# THE EXERCISE:
Retype the records below exactly as they appear.

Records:
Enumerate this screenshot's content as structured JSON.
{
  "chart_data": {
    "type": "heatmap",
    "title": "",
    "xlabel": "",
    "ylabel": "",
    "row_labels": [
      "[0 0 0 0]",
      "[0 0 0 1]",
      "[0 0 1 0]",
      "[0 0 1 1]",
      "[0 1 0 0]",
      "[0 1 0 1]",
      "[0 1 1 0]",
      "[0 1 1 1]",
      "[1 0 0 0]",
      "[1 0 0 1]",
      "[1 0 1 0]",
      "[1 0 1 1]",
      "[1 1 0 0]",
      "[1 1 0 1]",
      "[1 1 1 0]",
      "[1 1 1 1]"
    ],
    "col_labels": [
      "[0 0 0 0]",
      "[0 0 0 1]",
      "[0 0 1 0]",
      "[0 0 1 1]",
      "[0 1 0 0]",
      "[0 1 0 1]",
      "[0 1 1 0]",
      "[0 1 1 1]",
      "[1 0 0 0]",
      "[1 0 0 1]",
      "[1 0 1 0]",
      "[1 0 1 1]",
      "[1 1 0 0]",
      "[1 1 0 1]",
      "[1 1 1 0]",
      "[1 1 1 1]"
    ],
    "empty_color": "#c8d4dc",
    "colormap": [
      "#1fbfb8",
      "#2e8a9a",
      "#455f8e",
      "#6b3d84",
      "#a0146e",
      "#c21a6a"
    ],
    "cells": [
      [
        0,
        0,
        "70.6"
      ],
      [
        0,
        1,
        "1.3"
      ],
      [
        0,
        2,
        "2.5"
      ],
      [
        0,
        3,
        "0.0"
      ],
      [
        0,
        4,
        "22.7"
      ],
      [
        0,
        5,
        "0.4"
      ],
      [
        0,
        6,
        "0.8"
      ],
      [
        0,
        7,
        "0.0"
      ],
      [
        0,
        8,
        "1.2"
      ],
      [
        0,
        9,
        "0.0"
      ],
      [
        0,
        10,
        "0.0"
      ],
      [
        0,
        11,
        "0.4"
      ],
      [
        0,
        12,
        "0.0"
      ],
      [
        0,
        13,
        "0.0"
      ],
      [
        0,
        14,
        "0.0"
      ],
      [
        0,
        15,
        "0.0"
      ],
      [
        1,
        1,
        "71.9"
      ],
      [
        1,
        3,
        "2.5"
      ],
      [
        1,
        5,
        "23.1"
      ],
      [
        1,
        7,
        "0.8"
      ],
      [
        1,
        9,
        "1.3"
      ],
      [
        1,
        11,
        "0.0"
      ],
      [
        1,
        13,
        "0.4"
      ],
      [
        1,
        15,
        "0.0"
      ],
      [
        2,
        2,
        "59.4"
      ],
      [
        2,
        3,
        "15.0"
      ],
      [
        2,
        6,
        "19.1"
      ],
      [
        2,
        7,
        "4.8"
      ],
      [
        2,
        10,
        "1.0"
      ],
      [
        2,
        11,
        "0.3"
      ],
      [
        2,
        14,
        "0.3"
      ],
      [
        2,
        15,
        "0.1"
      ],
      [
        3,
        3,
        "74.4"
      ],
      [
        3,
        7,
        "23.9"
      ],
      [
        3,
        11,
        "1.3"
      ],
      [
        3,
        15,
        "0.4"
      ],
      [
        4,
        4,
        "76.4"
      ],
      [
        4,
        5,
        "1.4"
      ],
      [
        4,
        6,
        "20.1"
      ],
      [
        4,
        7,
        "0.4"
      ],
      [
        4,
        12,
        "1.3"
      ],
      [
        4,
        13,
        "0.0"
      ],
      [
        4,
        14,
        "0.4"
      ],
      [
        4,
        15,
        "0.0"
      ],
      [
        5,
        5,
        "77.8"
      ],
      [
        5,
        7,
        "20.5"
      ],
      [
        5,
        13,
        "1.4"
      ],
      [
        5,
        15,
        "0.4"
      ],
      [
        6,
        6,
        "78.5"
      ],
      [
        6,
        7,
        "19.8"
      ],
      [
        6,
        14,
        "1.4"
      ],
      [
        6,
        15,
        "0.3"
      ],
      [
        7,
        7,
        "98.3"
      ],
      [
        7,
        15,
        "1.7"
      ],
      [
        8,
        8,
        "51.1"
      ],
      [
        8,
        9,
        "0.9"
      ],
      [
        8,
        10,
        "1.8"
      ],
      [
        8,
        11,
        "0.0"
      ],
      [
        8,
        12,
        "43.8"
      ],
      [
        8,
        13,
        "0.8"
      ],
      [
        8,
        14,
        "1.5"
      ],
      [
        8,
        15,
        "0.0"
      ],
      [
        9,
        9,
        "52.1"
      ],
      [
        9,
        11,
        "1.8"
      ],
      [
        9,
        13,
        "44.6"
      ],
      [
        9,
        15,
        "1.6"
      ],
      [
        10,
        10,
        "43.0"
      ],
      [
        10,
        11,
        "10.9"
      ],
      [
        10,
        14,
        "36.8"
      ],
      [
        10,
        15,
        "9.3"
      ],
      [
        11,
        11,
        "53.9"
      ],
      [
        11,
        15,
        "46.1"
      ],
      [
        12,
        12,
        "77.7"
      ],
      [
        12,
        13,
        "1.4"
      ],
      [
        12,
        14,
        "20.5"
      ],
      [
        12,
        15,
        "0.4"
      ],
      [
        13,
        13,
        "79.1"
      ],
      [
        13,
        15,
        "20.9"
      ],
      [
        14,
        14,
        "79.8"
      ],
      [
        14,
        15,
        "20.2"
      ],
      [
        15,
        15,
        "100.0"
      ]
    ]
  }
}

# RESPONSE BELOW:
Enumerate this screenshot's content as structured JSON.
{
  "chart_data": {
    "type": "heatmap",
    "title": "",
    "xlabel": "",
    "ylabel": "",
    "row_labels": [
      "[0 0 0 0]",
      "[0 0 0 1]",
      "[0 0 1 0]",
      "[0 0 1 1]",
      "[0 1 0 0]",
      "[0 1 0 1]",
      "[0 1 1 0]",
      "[0 1 1 1]",
      "[1 0 0 0]",
      "[1 0 0 1]",
      "[1 0 1 0]",
      "[1 0 1 1]",
      "[1 1 0 0]",
      "[1 1 0 1]",
      "[1 1 1 0]",
      "[1 1 1 1]"
    ],
    "col_labels": [
      "[0 0 0 0]",
      "[0 0 0 1]",
      "[0 0 1 0]",
      "[0 0 1 1]",
      "[0 1 0 0]",
      "[0 1 0 1]",
      "[0 1 1 0]",
      "[0 1 1 1]",
      "[1 0 0 0]",
      "[1 0 0 1]",
      "[1 0 1 0]",
      "[1 0 1 1]",
      "[1 1 0 0]",
      "[1 1 0 1]",
      "[1 1 1 0]",
      "[1 1 1 1]"
    ],
    "empty_color": "#c8d4dc",
    "colormap": [
      "#1fbfb8",
      "#2e8a9a",
      "#455f8e",
      "#6b3d84",
      "#a0146e",
      "#c21a6a"
    ],
    "cells": [
      [
        0,
        0,
        "70.6"
      ],
      [
        0,
        1,
        "1.3"
      ],
      [
        0,
        2,
        "2.5"
      ],
      [
        0,
        3,
        "0.0"
      ],
      [
        0,
        4,
        "22.7"
      ],
      [
        0,
        5,
        "0.4"
      ],
      [
        0,
        6,
        "0.8"
      ],
      [
        0,
        7,
        "0.0"
      ],
      [
        0,
        8,
        "1.2"
      ],
      [
        0,
        9,
        "0.0"
      ],
      [
        0,
        10,
        "0.0"
      ],
      [
        0,
        11,
        "0.4"
      ],
      [
        0,
        12,
        "0.0"
      ],
      [
        0,
        13,
        "0.0"
      ],
      [
        0,
        14,
        "0.0"
      ],
      [
        0,
        15,
        "0.0"
      ],
      [
        1,
        1,
        "71.9"
      ],
      [
        1,
        3,
        "2.5"
      ],
      [
        1,
        5,
        "23.1"
      ],
      [
        1,
        7,
        "0.8"
      ],
      [
        1,
        9,
        "1.3"
      ],
      [
        1,
        11,
        "0.0"
      ],
      [
        1,
        13,
        "0.4"
      ],
      [
        1,
        15,
        "0.0"
      ],
      [
        2,
        2,
        "59.4"
      ],
      [
        2,
        3,
        "15.0"
      ],
      [
        2,
        6,
        "19.1"
      ],
      [
        2,
        7,
        "4.8"
      ],
      [
        2,
        10,
        "1.0"
      ],
      [
        2,
        11,
        "0.3"
      ],
      [
        2,
        14,
        "0.3"
      ],
      [
        2,
        15,
        "0.1"
      ],
      [
        3,
        3,
        "74.4"
      ],
      [
        3,
        7,
        "23.9"
      ],
      [
        3,
        11,
        "1.3"
      ],
      [
        3,
        15,
        "0.4"
      ],
      [
        4,
        4,
        "76.4"
      ],
      [
        4,
        5,
        "1.4"
      ],
      [
        4,
        6,
        "20.1"
      ],
      [
        4,
        7,
        "0.4"
      ],
      [
        4,
        12,
        "1.3"
      ],
      [
        4,
        13,
        "0.0"
      ],
      [
        4,
        14,
        "0.4"
      ],
      [
        4,
        15,
        "0.0"
      ],
      [
        5,
        5,
        "77.8"
      ],
      [
        5,
        7,
        "20.5"
      ],
      [
        5,
        13,
        "1.4"
      ],
      [
        5,
        15,
        "0.4"
      ],
      [
        6,
        6,
        "78.5"
      ],
      [
        6,
        7,
        "19.8"
      ],
      [
        6,
        14,
        "1.4"
      ],
      [
        6,
        15,
        "0.3"
      ],
      [
        7,
        7,
        "98.3"
      ],
      [
        7,
        15,
        "1.7"
      ],
      [
        8,
        8,
        "51.1"
      ],
      [
        8,
        9,
        "0.9"
      ],
      [
        8,
        10,
        "1.8"
      ],
      [
        8,
        11,
        "0.0"
      ],
      [
        8,
        12,
        "43.8"
      ],
      [
        8,
        13,
        "0.8"
      ],
      [
        8,
        14,
        "1.5"
      ],
      [
        8,
        15,
        "0.0"
      ],
      [
        9,
        9,
        "52.1"
      ],
      [
        9,
        11,
        "1.8"
      ],
      [
        9,
        13,
        "44.6"
      ],
      [
        9,
        15,
        "1.6"
      ],
      [
        10,
        10,
        "43.0"
      ],
      [
        10,
        11,
        "10.9"
      ],
      [
        10,
        14,
        "36.8"
      ],
      [
        10,
        15,
        "9.3"
      ],
      [
        11,
        11,
        "53.9"
      ],
      [
        11,
        15,
        "46.1"
      ],
      [
        12,
        12,
        "77.7"
      ],
      [
        12,
        13,
        "1.4"
      ],
      [
        12,
        14,
        "20.5"
      ],
      [
        12,
        15,
        "0.4"
      ],
      [
        13,
        13,
        "79.1"
      ],
      [
        13,
        15,
        "20.9"
      ],
      [
        14,
        14,
        "79.8"
      ],
      [
        14,
        15,
        "20.2"
      ],
      [
        15,
        15,
        "100.0"
      ]
    ]
  }
}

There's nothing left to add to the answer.